[What you need to do]
Copy each line of the records below verbatim, keeping every character and the line order unchanged.
Begin Source data
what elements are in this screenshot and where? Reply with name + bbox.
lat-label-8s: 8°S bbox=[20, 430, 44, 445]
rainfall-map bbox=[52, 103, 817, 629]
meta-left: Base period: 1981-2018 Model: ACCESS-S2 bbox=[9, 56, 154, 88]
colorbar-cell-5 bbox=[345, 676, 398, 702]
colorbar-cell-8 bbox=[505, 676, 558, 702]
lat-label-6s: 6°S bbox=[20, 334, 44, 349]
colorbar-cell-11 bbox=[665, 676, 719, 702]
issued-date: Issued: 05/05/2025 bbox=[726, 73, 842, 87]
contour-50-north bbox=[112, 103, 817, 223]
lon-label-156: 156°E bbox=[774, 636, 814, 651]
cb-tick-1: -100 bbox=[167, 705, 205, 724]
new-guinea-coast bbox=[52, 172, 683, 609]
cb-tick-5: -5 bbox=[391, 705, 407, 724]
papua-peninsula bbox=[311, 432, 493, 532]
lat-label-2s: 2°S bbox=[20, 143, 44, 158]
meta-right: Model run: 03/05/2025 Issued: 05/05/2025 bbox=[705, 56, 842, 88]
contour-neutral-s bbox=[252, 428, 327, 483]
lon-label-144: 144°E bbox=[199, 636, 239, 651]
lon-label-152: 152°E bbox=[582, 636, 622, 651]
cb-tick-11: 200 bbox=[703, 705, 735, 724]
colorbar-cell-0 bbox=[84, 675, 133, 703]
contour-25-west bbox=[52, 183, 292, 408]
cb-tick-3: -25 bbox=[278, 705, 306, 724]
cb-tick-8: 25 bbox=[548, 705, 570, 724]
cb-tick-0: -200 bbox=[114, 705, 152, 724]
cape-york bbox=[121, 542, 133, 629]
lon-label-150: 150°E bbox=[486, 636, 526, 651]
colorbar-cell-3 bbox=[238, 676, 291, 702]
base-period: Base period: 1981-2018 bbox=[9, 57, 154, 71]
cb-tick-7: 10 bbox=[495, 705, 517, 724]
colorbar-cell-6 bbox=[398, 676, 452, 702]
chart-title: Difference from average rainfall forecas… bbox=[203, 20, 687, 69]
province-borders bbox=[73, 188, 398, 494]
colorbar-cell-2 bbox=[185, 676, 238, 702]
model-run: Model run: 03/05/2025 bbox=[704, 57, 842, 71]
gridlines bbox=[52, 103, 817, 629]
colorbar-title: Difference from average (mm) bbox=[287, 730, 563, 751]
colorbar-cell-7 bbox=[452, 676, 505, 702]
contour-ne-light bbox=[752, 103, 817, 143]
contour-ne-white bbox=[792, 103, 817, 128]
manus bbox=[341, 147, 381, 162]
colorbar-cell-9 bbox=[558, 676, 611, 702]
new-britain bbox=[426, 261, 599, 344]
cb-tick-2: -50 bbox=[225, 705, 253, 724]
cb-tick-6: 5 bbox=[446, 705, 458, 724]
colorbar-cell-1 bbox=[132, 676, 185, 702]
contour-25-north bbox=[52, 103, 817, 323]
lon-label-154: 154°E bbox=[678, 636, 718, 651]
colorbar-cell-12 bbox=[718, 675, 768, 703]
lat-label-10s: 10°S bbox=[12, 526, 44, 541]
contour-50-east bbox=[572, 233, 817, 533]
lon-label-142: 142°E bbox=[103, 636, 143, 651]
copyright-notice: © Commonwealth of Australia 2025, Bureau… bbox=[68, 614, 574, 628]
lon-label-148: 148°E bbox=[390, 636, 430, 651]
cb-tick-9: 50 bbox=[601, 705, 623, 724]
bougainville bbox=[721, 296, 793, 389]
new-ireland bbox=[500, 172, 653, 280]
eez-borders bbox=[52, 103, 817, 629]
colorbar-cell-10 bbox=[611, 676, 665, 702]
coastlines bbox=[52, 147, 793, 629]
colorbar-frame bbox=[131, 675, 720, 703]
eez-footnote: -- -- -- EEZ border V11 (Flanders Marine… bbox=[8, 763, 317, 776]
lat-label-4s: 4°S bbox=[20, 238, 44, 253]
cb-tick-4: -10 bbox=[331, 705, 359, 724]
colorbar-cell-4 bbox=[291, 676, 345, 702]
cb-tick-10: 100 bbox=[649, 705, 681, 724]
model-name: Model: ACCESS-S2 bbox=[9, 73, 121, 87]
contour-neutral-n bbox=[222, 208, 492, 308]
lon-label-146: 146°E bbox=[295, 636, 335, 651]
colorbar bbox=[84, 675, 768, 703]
End Source data
[Output for this exercise]
what elements are in this screenshot and where? Reply with name + bbox.
lat-label-8s: 8°S bbox=[20, 430, 44, 445]
rainfall-map bbox=[52, 103, 817, 629]
meta-left: Base period: 1981-2018 Model: ACCESS-S2 bbox=[9, 56, 154, 88]
colorbar-cell-5 bbox=[345, 676, 398, 702]
colorbar-cell-8 bbox=[505, 676, 558, 702]
lat-label-6s: 6°S bbox=[20, 334, 44, 349]
colorbar-cell-11 bbox=[665, 676, 719, 702]
issued-date: Issued: 05/05/2025 bbox=[726, 73, 842, 87]
contour-50-north bbox=[112, 103, 817, 223]
lon-label-156: 156°E bbox=[774, 636, 814, 651]
cb-tick-1: -100 bbox=[167, 705, 205, 724]
new-guinea-coast bbox=[52, 172, 683, 609]
cb-tick-5: -5 bbox=[391, 705, 407, 724]
papua-peninsula bbox=[311, 432, 493, 532]
lat-label-2s: 2°S bbox=[20, 143, 44, 158]
meta-right: Model run: 03/05/2025 Issued: 05/05/2025 bbox=[705, 56, 842, 88]
contour-neutral-s bbox=[252, 428, 327, 483]
lon-label-144: 144°E bbox=[199, 636, 239, 651]
lon-label-152: 152°E bbox=[582, 636, 622, 651]
cb-tick-11: 200 bbox=[703, 705, 735, 724]
colorbar-cell-0 bbox=[84, 675, 133, 703]
contour-25-west bbox=[52, 183, 292, 408]
cb-tick-3: -25 bbox=[278, 705, 306, 724]
cb-tick-8: 25 bbox=[548, 705, 570, 724]
cb-tick-0: -200 bbox=[114, 705, 152, 724]
cape-york bbox=[121, 542, 133, 629]
lon-label-150: 150°E bbox=[486, 636, 526, 651]
colorbar-cell-3 bbox=[238, 676, 291, 702]
base-period: Base period: 1981-2018 bbox=[9, 57, 154, 71]
cb-tick-7: 10 bbox=[495, 705, 517, 724]
colorbar-cell-6 bbox=[398, 676, 452, 702]
chart-title: Difference from average rainfall forecas… bbox=[203, 20, 687, 69]
province-borders bbox=[73, 188, 398, 494]
colorbar-cell-2 bbox=[185, 676, 238, 702]
model-run: Model run: 03/05/2025 bbox=[704, 57, 842, 71]
gridlines bbox=[52, 103, 817, 629]
colorbar-title: Difference from average (mm) bbox=[287, 730, 563, 751]
colorbar-cell-7 bbox=[452, 676, 505, 702]
contour-ne-light bbox=[752, 103, 817, 143]
contour-ne-white bbox=[792, 103, 817, 128]
manus bbox=[341, 147, 381, 162]
colorbar-cell-9 bbox=[558, 676, 611, 702]
new-britain bbox=[426, 261, 599, 344]
cb-tick-2: -50 bbox=[225, 705, 253, 724]
cb-tick-6: 5 bbox=[446, 705, 458, 724]
colorbar-cell-1 bbox=[132, 676, 185, 702]
contour-25-north bbox=[52, 103, 817, 323]
lon-label-154: 154°E bbox=[678, 636, 718, 651]
colorbar-cell-12 bbox=[718, 675, 768, 703]
lat-label-10s: 10°S bbox=[12, 526, 44, 541]
contour-50-east bbox=[572, 233, 817, 533]
lon-label-142: 142°E bbox=[103, 636, 143, 651]
copyright-notice: © Commonwealth of Australia 2025, Bureau… bbox=[68, 614, 574, 628]
lon-label-148: 148°E bbox=[390, 636, 430, 651]
cb-tick-9: 50 bbox=[601, 705, 623, 724]
bougainville bbox=[721, 296, 793, 389]
new-ireland bbox=[500, 172, 653, 280]
eez-borders bbox=[52, 103, 817, 629]
colorbar-cell-10 bbox=[611, 676, 665, 702]
coastlines bbox=[52, 147, 793, 629]
colorbar-frame bbox=[131, 675, 720, 703]
eez-footnote: -- -- -- EEZ border V11 (Flanders Marine… bbox=[8, 763, 317, 776]
lat-label-4s: 4°S bbox=[20, 238, 44, 253]
cb-tick-4: -10 bbox=[331, 705, 359, 724]
colorbar-cell-4 bbox=[291, 676, 345, 702]
cb-tick-10: 100 bbox=[649, 705, 681, 724]
model-name: Model: ACCESS-S2 bbox=[9, 73, 121, 87]
contour-neutral-n bbox=[222, 208, 492, 308]
lon-label-146: 146°E bbox=[295, 636, 335, 651]
colorbar bbox=[84, 675, 768, 703]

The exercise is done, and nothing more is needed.